◆ **Exercise**
Can you reproduce, word for word, the stretch of the material from its first line through the line containing "body-line-2: of many"?

(Item position entries)
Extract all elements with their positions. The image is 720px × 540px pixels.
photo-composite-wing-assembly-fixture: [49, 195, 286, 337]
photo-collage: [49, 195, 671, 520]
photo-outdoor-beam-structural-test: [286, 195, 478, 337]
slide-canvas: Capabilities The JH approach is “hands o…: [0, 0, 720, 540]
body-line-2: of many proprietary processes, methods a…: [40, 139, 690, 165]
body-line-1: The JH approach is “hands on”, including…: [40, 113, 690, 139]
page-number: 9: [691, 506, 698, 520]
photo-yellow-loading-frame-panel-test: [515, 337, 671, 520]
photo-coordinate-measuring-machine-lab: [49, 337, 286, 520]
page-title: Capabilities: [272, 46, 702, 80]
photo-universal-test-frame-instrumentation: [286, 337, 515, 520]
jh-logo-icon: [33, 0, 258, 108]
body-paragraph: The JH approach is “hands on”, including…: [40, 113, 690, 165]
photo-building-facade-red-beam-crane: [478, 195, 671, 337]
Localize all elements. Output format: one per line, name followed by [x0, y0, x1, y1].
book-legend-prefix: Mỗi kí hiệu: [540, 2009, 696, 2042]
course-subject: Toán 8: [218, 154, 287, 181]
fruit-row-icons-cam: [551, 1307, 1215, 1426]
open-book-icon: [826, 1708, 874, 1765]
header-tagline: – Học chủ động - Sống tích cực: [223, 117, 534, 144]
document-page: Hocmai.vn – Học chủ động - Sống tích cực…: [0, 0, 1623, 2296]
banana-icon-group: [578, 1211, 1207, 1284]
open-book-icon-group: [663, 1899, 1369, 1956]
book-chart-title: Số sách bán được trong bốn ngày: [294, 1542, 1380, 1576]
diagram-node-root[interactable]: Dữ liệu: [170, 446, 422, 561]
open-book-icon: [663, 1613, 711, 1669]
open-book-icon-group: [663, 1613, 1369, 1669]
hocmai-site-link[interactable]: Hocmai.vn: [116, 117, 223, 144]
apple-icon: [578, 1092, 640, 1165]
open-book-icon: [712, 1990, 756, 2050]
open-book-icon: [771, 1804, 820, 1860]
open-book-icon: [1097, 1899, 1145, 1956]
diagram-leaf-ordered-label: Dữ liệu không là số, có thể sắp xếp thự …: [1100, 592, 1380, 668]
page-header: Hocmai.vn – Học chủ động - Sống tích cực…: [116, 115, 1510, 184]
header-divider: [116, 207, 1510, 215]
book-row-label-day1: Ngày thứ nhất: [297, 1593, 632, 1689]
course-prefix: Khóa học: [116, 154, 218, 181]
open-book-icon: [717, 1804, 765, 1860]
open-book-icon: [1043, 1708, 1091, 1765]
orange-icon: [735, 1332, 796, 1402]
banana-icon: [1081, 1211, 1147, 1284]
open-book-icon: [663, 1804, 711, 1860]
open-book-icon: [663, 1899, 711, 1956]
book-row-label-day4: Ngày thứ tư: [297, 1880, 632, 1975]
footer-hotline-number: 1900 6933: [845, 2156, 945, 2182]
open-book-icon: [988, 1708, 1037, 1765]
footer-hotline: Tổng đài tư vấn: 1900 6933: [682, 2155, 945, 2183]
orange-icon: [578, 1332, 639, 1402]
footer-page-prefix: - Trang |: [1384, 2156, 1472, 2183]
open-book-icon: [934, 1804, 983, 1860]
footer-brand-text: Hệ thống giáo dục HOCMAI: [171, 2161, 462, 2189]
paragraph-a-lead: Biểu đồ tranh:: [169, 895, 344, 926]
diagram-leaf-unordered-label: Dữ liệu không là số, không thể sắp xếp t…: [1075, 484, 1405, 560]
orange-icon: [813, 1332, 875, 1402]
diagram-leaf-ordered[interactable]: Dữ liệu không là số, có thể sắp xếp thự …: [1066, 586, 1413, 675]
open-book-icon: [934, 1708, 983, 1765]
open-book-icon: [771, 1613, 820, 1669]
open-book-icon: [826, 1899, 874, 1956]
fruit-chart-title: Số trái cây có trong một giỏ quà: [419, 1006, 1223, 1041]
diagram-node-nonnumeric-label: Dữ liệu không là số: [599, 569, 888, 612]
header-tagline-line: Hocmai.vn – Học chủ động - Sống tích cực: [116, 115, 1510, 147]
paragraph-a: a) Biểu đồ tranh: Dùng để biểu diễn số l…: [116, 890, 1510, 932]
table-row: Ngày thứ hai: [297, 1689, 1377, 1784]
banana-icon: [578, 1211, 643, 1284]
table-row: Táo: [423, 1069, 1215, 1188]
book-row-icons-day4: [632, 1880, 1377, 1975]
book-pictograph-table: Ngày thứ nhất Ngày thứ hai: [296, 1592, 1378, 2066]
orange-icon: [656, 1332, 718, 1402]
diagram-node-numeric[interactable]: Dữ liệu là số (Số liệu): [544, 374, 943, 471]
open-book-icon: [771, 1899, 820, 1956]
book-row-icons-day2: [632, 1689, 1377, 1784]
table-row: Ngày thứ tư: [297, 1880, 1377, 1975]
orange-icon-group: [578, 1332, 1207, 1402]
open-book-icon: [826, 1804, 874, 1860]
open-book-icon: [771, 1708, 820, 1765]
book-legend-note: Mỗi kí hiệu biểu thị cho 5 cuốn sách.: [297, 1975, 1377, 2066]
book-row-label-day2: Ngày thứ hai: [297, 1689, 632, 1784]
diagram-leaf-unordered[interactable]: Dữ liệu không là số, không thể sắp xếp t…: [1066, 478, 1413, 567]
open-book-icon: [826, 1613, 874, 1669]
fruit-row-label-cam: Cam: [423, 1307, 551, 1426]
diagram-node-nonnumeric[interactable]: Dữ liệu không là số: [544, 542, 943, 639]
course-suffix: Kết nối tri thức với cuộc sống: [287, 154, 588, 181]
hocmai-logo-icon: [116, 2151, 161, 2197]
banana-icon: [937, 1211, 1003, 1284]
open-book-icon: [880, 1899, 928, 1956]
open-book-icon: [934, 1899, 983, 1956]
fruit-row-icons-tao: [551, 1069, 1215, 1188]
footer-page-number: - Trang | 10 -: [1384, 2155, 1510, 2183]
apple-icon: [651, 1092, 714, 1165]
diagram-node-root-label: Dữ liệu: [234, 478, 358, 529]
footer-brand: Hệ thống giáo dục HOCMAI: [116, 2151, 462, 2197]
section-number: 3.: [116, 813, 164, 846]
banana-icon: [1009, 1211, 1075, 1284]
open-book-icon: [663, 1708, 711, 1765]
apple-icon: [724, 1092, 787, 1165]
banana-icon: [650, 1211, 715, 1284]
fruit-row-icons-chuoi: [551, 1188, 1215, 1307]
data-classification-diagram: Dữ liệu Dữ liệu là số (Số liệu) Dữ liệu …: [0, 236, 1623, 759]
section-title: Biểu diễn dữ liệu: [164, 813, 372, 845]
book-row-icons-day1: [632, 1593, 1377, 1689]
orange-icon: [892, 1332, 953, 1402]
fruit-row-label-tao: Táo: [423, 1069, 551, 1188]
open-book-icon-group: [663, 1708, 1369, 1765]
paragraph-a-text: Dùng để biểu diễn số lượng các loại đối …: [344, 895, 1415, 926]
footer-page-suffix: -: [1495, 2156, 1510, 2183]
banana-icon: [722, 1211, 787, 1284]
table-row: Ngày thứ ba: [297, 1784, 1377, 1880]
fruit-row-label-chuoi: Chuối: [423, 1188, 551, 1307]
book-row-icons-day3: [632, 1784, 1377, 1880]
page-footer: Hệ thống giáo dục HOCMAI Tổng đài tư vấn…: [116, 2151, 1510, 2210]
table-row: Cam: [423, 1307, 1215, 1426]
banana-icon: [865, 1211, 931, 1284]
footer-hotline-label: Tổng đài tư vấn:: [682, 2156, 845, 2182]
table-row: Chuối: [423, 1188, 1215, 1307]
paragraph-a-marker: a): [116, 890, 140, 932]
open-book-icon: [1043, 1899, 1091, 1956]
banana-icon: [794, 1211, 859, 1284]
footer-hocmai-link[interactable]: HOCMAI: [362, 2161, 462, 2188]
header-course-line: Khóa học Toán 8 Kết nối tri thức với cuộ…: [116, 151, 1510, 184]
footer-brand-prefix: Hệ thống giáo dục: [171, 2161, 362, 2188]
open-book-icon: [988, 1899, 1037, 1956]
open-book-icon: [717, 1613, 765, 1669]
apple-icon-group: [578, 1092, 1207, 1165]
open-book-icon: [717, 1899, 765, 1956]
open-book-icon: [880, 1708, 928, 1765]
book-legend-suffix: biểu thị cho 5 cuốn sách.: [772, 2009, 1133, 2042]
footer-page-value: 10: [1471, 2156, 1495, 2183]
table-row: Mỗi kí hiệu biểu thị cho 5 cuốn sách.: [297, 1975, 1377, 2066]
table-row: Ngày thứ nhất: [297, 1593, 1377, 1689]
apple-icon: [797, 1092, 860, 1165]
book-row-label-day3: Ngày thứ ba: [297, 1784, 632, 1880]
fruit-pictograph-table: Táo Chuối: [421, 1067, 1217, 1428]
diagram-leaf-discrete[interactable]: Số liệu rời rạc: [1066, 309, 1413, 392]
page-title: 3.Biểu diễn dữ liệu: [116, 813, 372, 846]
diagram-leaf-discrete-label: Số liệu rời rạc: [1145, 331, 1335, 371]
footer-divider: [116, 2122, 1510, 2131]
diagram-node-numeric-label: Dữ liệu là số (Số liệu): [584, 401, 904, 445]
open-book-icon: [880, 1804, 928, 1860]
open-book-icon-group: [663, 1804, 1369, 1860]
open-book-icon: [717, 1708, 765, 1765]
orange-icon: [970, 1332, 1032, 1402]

◆ **Task response**
Extract all elements with their positions. The image is 720px × 540px pixels.
photo-composite-wing-assembly-fixture: [49, 195, 286, 337]
photo-collage: [49, 195, 671, 520]
photo-outdoor-beam-structural-test: [286, 195, 478, 337]
slide-canvas: Capabilities The JH approach is “hands o…: [0, 0, 720, 540]
body-line-2: of many proprietary processes, methods a…: [40, 139, 690, 165]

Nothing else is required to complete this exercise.